▶ **Data to use**:
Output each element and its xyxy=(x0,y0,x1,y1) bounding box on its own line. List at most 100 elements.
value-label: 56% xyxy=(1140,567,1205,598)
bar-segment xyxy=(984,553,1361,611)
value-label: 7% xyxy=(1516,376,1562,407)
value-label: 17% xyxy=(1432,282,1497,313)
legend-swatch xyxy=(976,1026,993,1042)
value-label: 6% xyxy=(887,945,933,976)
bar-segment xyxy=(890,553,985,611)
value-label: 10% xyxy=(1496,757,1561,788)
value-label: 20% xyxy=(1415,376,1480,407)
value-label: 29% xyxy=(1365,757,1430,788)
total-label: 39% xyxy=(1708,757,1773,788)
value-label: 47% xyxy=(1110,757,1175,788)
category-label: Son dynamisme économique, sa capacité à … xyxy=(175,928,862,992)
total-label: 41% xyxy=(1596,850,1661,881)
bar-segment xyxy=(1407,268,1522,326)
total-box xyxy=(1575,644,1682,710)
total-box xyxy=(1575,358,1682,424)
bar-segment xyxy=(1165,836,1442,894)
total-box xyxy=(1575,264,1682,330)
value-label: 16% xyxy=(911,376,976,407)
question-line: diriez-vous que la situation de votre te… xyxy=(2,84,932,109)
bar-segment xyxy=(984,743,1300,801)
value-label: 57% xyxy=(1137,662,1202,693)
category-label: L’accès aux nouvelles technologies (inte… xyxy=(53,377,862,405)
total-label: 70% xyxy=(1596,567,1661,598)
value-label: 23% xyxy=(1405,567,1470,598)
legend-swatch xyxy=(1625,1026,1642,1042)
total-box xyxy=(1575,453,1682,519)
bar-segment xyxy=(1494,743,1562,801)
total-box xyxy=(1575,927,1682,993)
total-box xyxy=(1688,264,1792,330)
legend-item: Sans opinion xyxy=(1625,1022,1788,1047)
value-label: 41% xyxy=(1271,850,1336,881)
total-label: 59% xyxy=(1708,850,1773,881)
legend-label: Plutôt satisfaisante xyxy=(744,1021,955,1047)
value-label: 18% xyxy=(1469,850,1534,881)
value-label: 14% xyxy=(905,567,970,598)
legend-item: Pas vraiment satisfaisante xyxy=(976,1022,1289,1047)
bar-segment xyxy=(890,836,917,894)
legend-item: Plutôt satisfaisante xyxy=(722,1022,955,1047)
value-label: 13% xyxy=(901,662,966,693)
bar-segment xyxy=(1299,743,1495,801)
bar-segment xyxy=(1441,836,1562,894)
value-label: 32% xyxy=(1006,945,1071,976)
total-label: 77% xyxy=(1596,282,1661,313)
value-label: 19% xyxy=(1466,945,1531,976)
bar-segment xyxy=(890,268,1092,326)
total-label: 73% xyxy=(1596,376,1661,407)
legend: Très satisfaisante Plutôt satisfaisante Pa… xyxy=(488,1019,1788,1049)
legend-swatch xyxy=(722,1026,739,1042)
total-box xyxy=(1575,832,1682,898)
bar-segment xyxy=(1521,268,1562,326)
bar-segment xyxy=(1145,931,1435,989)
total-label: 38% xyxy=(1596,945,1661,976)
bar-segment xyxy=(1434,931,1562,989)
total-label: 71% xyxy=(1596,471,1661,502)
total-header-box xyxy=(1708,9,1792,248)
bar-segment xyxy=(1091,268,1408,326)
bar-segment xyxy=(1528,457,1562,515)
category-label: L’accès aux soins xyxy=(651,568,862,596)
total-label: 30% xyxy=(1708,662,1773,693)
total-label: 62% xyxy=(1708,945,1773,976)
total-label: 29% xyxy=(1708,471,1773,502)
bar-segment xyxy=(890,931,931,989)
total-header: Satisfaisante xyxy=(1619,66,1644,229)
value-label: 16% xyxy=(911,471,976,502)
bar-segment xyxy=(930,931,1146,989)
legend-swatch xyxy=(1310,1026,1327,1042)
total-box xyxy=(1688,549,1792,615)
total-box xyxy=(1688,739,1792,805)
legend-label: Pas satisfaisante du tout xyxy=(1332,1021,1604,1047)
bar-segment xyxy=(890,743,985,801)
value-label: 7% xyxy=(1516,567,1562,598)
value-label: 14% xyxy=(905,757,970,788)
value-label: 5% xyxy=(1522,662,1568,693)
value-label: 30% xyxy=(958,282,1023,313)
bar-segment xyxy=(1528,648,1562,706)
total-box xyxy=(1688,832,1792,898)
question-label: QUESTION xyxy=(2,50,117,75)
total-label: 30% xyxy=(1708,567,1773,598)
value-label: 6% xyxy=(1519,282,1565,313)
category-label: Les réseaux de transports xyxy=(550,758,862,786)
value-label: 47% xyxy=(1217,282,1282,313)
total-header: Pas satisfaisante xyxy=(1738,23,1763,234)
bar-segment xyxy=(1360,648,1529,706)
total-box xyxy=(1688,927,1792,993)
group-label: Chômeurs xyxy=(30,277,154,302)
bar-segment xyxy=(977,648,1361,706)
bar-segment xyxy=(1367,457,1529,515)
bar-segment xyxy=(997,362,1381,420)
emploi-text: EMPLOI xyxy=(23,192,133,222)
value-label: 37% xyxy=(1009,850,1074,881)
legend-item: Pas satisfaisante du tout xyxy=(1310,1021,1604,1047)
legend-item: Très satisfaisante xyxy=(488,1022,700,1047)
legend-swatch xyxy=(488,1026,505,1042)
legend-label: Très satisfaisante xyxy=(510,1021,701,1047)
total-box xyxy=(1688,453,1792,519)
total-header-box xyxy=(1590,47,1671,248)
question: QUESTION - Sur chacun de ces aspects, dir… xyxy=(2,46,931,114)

▶ **Your task**: Transcribe the listing above line for line, changing nothing.

▶ **Answer for this exercise**:
Output each element and its xyxy=(x0,y0,x1,y1) bounding box on its own line. List at most 100 elements.
value-label: 56% xyxy=(1140,567,1205,598)
bar-segment xyxy=(984,553,1361,611)
value-label: 7% xyxy=(1516,376,1562,407)
value-label: 17% xyxy=(1432,282,1497,313)
legend-swatch xyxy=(976,1026,993,1042)
value-label: 6% xyxy=(887,945,933,976)
bar-segment xyxy=(890,553,985,611)
value-label: 10% xyxy=(1496,757,1561,788)
value-label: 20% xyxy=(1415,376,1480,407)
value-label: 29% xyxy=(1365,757,1430,788)
total-label: 39% xyxy=(1708,757,1773,788)
value-label: 47% xyxy=(1110,757,1175,788)
category-label: Son dynamisme économique, sa capacité à … xyxy=(175,928,862,992)
total-label: 41% xyxy=(1596,850,1661,881)
bar-segment xyxy=(1407,268,1522,326)
total-box xyxy=(1575,644,1682,710)
total-box xyxy=(1575,358,1682,424)
bar-segment xyxy=(1165,836,1442,894)
total-box xyxy=(1575,264,1682,330)
value-label: 16% xyxy=(911,376,976,407)
question-line: diriez-vous que la situation de votre te… xyxy=(2,84,932,109)
bar-segment xyxy=(984,743,1300,801)
value-label: 57% xyxy=(1137,662,1202,693)
category-label: L’accès aux nouvelles technologies (inte… xyxy=(53,377,862,405)
total-label: 70% xyxy=(1596,567,1661,598)
value-label: 23% xyxy=(1405,567,1470,598)
legend-swatch xyxy=(1625,1026,1642,1042)
total-box xyxy=(1575,453,1682,519)
bar-segment xyxy=(1494,743,1562,801)
total-box xyxy=(1575,927,1682,993)
total-box xyxy=(1688,264,1792,330)
legend-item: Sans opinion xyxy=(1625,1022,1788,1047)
value-label: 41% xyxy=(1271,850,1336,881)
total-label: 59% xyxy=(1708,850,1773,881)
legend-label: Plutôt satisfaisante xyxy=(744,1021,955,1047)
value-label: 18% xyxy=(1469,850,1534,881)
value-label: 14% xyxy=(905,567,970,598)
legend-item: Pas vraiment satisfaisante xyxy=(976,1022,1289,1047)
bar-segment xyxy=(890,836,917,894)
legend-item: Plutôt satisfaisante xyxy=(722,1022,955,1047)
value-label: 13% xyxy=(901,662,966,693)
bar-segment xyxy=(1299,743,1495,801)
bar-segment xyxy=(1441,836,1562,894)
value-label: 32% xyxy=(1006,945,1071,976)
total-label: 77% xyxy=(1596,282,1661,313)
value-label: 19% xyxy=(1466,945,1531,976)
bar-segment xyxy=(890,268,1092,326)
total-label: 73% xyxy=(1596,376,1661,407)
legend: Très satisfaisante Plutôt satisfaisante Pa… xyxy=(488,1019,1788,1049)
legend-swatch xyxy=(722,1026,739,1042)
total-box xyxy=(1575,832,1682,898)
bar-segment xyxy=(1521,268,1562,326)
bar-segment xyxy=(1145,931,1435,989)
total-label: 38% xyxy=(1596,945,1661,976)
bar-segment xyxy=(1434,931,1562,989)
total-label: 71% xyxy=(1596,471,1661,502)
total-header-box xyxy=(1708,9,1792,248)
bar-segment xyxy=(1091,268,1408,326)
bar-segment xyxy=(1528,457,1562,515)
category-label: L’accès aux soins xyxy=(651,568,862,596)
total-label: 30% xyxy=(1708,662,1773,693)
total-label: 62% xyxy=(1708,945,1773,976)
total-label: 29% xyxy=(1708,471,1773,502)
bar-segment xyxy=(890,931,931,989)
total-header: Satisfaisante xyxy=(1619,66,1644,229)
value-label: 16% xyxy=(911,471,976,502)
bar-segment xyxy=(930,931,1146,989)
legend-swatch xyxy=(1310,1026,1327,1042)
total-box xyxy=(1688,549,1792,615)
total-box xyxy=(1688,739,1792,805)
legend-label: Pas satisfaisante du tout xyxy=(1332,1021,1604,1047)
bar-segment xyxy=(890,743,985,801)
value-label: 7% xyxy=(1516,567,1562,598)
value-label: 14% xyxy=(905,757,970,788)
value-label: 5% xyxy=(1522,662,1568,693)
value-label: 30% xyxy=(958,282,1023,313)
bar-segment xyxy=(1528,648,1562,706)
total-box xyxy=(1688,832,1792,898)
question-label: QUESTION xyxy=(2,50,117,75)
total-label: 30% xyxy=(1708,567,1773,598)
value-label: 6% xyxy=(1519,282,1565,313)
category-label: Les réseaux de transports xyxy=(550,758,862,786)
value-label: 47% xyxy=(1217,282,1282,313)
total-header: Pas satisfaisante xyxy=(1738,23,1763,234)
bar-segment xyxy=(1360,648,1529,706)
total-box xyxy=(1688,927,1792,993)
group-label: Chômeurs xyxy=(30,277,154,302)
bar-segment xyxy=(977,648,1361,706)
bar-segment xyxy=(1367,457,1529,515)
bar-segment xyxy=(997,362,1381,420)
emploi-text: EMPLOI xyxy=(23,192,133,222)
value-label: 37% xyxy=(1009,850,1074,881)
legend-item: Pas satisfaisante du tout xyxy=(1310,1021,1604,1047)
legend-item: Très satisfaisante xyxy=(488,1022,700,1047)
legend-swatch xyxy=(488,1026,505,1042)
legend-label: Très satisfaisante xyxy=(510,1021,701,1047)
total-box xyxy=(1688,453,1792,519)
total-header-box xyxy=(1590,47,1671,248)
question: QUESTION - Sur chacun de ces aspects, dir… xyxy=(2,46,931,114)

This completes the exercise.